— Begin —

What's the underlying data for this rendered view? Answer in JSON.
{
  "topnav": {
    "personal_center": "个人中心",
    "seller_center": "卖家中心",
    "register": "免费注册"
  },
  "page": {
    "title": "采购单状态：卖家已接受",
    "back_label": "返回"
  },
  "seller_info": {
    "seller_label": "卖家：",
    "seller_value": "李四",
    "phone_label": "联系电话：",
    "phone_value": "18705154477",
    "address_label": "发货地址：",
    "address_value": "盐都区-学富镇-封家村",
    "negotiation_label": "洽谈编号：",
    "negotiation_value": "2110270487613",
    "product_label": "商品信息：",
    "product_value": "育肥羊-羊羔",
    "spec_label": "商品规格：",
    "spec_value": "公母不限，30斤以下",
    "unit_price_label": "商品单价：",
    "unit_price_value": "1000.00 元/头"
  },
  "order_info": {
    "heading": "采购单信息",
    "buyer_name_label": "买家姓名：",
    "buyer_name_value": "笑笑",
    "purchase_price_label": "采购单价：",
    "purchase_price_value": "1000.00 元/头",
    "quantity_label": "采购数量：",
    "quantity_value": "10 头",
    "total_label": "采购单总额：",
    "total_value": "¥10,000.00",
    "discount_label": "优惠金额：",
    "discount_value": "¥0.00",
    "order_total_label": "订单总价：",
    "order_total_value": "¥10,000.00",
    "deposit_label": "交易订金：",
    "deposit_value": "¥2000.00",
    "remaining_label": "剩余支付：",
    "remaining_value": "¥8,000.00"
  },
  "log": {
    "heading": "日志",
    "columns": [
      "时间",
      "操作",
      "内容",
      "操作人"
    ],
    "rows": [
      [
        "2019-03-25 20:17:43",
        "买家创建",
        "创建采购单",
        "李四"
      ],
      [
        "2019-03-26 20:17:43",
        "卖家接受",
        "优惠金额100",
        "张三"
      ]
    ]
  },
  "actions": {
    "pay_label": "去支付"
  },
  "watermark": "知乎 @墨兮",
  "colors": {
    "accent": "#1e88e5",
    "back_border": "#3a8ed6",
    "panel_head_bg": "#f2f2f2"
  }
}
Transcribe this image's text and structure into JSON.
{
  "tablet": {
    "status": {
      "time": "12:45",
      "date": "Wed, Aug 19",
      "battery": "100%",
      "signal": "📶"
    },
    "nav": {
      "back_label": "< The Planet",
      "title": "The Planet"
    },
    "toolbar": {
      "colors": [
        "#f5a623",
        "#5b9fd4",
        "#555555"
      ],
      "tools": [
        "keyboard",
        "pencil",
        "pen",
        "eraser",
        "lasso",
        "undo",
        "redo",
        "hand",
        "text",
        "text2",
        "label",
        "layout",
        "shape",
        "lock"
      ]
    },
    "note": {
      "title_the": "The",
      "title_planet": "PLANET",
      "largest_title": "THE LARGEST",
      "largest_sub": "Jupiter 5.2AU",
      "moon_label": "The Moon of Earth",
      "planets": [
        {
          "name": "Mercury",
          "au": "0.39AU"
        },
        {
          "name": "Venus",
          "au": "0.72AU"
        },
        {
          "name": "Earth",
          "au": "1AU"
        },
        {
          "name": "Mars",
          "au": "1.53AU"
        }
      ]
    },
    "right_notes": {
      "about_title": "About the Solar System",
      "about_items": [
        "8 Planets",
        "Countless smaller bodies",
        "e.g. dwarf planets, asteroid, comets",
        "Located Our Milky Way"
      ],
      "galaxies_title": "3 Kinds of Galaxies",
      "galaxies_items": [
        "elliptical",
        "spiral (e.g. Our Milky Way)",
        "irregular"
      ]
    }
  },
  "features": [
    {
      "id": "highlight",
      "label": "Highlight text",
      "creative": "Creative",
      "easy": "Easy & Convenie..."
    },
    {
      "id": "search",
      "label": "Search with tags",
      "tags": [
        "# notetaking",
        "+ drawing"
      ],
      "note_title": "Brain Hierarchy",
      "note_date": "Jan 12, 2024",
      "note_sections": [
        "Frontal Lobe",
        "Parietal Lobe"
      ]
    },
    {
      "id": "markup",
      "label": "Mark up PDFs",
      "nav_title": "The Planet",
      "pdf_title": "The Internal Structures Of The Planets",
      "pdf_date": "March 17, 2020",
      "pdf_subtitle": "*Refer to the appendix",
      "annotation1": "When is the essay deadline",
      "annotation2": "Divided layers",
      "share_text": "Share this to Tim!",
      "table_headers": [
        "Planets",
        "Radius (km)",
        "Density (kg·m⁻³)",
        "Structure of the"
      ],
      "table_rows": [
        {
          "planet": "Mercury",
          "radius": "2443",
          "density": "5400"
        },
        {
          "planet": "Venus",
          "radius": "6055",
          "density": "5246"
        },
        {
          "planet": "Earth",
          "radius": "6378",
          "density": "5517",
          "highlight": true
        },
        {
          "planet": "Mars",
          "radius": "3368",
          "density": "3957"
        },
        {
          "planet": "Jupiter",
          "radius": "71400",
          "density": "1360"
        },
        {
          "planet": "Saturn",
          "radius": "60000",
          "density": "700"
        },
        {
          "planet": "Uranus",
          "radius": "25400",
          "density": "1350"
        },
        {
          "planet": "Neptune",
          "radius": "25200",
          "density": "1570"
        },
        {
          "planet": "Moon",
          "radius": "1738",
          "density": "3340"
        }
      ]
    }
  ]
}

— End —

* [To do]: Set down all of the data above, word for word.

* [Solution to this problem]:
What's the underlying data for this rendered view? Answer in JSON.
{
  "topnav": {
    "personal_center": "个人中心",
    "seller_center": "卖家中心",
    "register": "免费注册"
  },
  "page": {
    "title": "采购单状态：卖家已接受",
    "back_label": "返回"
  },
  "seller_info": {
    "seller_label": "卖家：",
    "seller_value": "李四",
    "phone_label": "联系电话：",
    "phone_value": "18705154477",
    "address_label": "发货地址：",
    "address_value": "盐都区-学富镇-封家村",
    "negotiation_label": "洽谈编号：",
    "negotiation_value": "2110270487613",
    "product_label": "商品信息：",
    "product_value": "育肥羊-羊羔",
    "spec_label": "商品规格：",
    "spec_value": "公母不限，30斤以下",
    "unit_price_label": "商品单价：",
    "unit_price_value": "1000.00 元/头"
  },
  "order_info": {
    "heading": "采购单信息",
    "buyer_name_label": "买家姓名：",
    "buyer_name_value": "笑笑",
    "purchase_price_label": "采购单价：",
    "purchase_price_value": "1000.00 元/头",
    "quantity_label": "采购数量：",
    "quantity_value": "10 头",
    "total_label": "采购单总额：",
    "total_value": "¥10,000.00",
    "discount_label": "优惠金额：",
    "discount_value": "¥0.00",
    "order_total_label": "订单总价：",
    "order_total_value": "¥10,000.00",
    "deposit_label": "交易订金：",
    "deposit_value": "¥2000.00",
    "remaining_label": "剩余支付：",
    "remaining_value": "¥8,000.00"
  },
  "log": {
    "heading": "日志",
    "columns": [
      "时间",
      "操作",
      "内容",
      "操作人"
    ],
    "rows": [
      [
        "2019-03-25 20:17:43",
        "买家创建",
        "创建采购单",
        "李四"
      ],
      [
        "2019-03-26 20:17:43",
        "卖家接受",
        "优惠金额100",
        "张三"
      ]
    ]
  },
  "actions": {
    "pay_label": "去支付"
  },
  "watermark": "知乎 @墨兮",
  "colors": {
    "accent": "#1e88e5",
    "back_border": "#3a8ed6",
    "panel_head_bg": "#f2f2f2"
  }
}
Transcribe this image's text and structure into JSON.
{
  "tablet": {
    "status": {
      "time": "12:45",
      "date": "Wed, Aug 19",
      "battery": "100%",
      "signal": "📶"
    },
    "nav": {
      "back_label": "< The Planet",
      "title": "The Planet"
    },
    "toolbar": {
      "colors": [
        "#f5a623",
        "#5b9fd4",
        "#555555"
      ],
      "tools": [
        "keyboard",
        "pencil",
        "pen",
        "eraser",
        "lasso",
        "undo",
        "redo",
        "hand",
        "text",
        "text2",
        "label",
        "layout",
        "shape",
        "lock"
      ]
    },
    "note": {
      "title_the": "The",
      "title_planet": "PLANET",
      "largest_title": "THE LARGEST",
      "largest_sub": "Jupiter 5.2AU",
      "moon_label": "The Moon of Earth",
      "planets": [
        {
          "name": "Mercury",
          "au": "0.39AU"
        },
        {
          "name": "Venus",
          "au": "0.72AU"
        },
        {
          "name": "Earth",
          "au": "1AU"
        },
        {
          "name": "Mars",
          "au": "1.53AU"
        }
      ]
    },
    "right_notes": {
      "about_title": "About the Solar System",
      "about_items": [
        "8 Planets",
        "Countless smaller bodies",
        "e.g. dwarf planets, asteroid, comets",
        "Located Our Milky Way"
      ],
      "galaxies_title": "3 Kinds of Galaxies",
      "galaxies_items": [
        "elliptical",
        "spiral (e.g. Our Milky Way)",
        "irregular"
      ]
    }
  },
  "features": [
    {
      "id": "highlight",
      "label": "Highlight text",
      "creative": "Creative",
      "easy": "Easy & Convenie..."
    },
    {
      "id": "search",
      "label": "Search with tags",
      "tags": [
        "# notetaking",
        "+ drawing"
      ],
      "note_title": "Brain Hierarchy",
      "note_date": "Jan 12, 2024",
      "note_sections": [
        "Frontal Lobe",
        "Parietal Lobe"
      ]
    },
    {
      "id": "markup",
      "label": "Mark up PDFs",
      "nav_title": "The Planet",
      "pdf_title": "The Internal Structures Of The Planets",
      "pdf_date": "March 17, 2020",
      "pdf_subtitle": "*Refer to the appendix",
      "annotation1": "When is the essay deadline",
      "annotation2": "Divided layers",
      "share_text": "Share this to Tim!",
      "table_headers": [
        "Planets",
        "Radius (km)",
        "Density (kg·m⁻³)",
        "Structure of the"
      ],
      "table_rows": [
        {
          "planet": "Mercury",
          "radius": "2443",
          "density": "5400"
        },
        {
          "planet": "Venus",
          "radius": "6055",
          "density": "5246"
        },
        {
          "planet": "Earth",
          "radius": "6378",
          "density": "5517",
          "highlight": true
        },
        {
          "planet": "Mars",
          "radius": "3368",
          "density": "3957"
        },
        {
          "planet": "Jupiter",
          "radius": "71400",
          "density": "1360"
        },
        {
          "planet": "Saturn",
          "radius": "60000",
          "density": "700"
        },
        {
          "planet": "Uranus",
          "radius": "25400",
          "density": "1350"
        },
        {
          "planet": "Neptune",
          "radius": "25200",
          "density": "1570"
        },
        {
          "planet": "Moon",
          "radius": "1738",
          "density": "3340"
        }
      ]
    }
  ]
}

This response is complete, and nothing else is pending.